#### [Task to complete]
Only the lines holding the string "Give" are needed. Copy each one.

#### [Data section]
+++
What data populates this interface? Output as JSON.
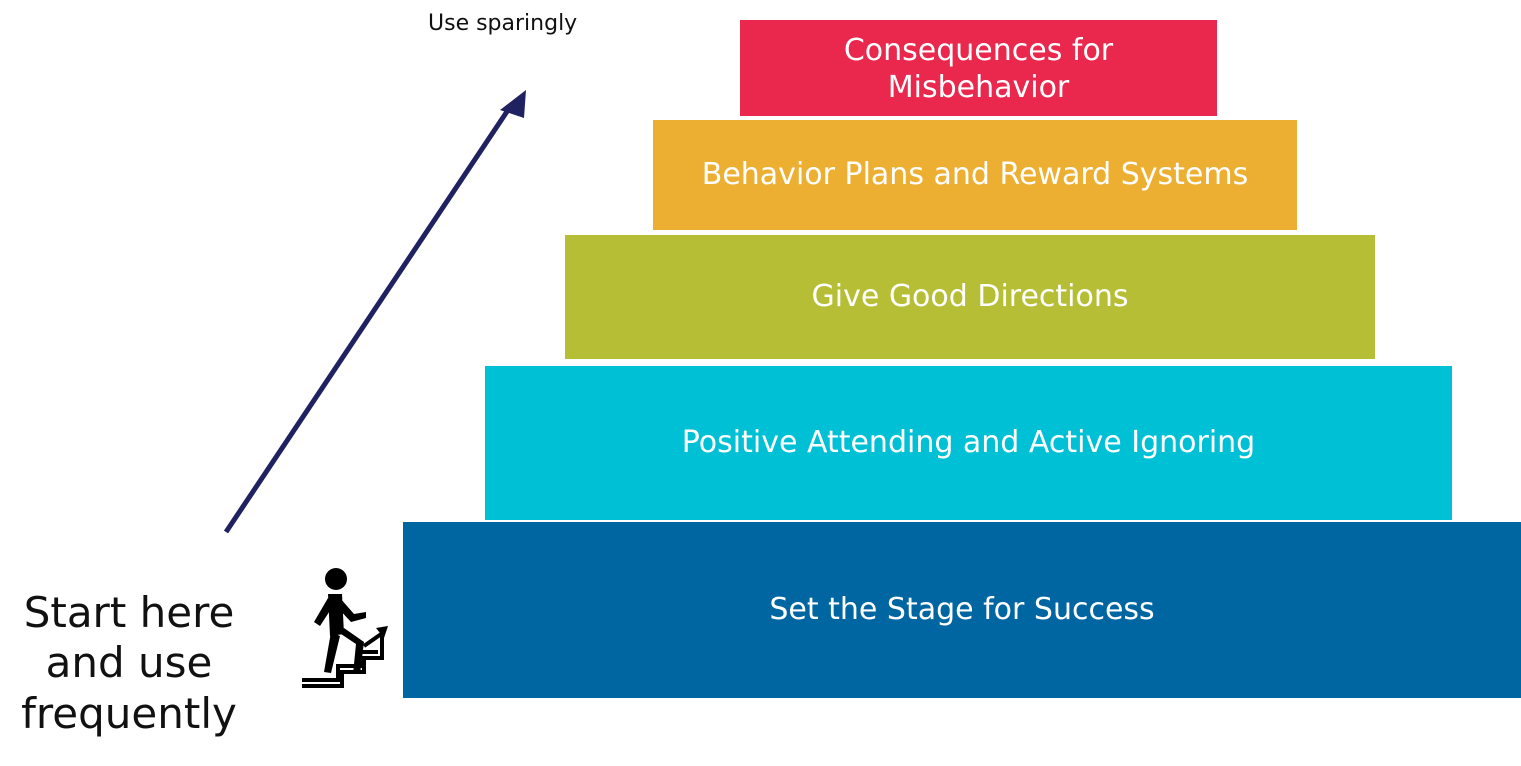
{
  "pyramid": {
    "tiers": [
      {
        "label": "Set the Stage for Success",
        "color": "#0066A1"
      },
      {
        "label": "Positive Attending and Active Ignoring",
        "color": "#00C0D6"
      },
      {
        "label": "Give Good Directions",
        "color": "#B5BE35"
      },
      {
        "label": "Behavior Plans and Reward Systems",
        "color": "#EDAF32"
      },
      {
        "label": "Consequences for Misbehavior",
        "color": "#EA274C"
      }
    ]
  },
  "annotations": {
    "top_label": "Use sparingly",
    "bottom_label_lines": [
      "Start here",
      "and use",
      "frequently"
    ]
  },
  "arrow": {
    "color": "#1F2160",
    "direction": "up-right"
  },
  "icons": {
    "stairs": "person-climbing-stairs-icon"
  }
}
+++
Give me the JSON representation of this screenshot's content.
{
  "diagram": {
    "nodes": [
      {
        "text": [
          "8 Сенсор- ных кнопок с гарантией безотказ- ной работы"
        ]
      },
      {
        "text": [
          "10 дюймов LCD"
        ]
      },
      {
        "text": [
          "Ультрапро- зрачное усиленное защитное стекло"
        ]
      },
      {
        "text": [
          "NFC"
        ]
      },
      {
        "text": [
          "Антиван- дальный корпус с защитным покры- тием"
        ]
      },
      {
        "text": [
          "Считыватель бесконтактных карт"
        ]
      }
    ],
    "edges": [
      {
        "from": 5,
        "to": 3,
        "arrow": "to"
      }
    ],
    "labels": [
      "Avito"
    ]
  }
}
+++
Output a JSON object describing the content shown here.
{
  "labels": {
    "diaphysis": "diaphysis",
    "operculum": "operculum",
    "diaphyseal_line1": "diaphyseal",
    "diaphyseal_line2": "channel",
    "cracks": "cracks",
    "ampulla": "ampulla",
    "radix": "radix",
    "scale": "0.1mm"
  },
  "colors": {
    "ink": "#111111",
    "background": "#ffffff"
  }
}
+++
#### [Solution to this problem]
        "label": "Give Good Directions",
Give me the JSON representation of this screenshot's content.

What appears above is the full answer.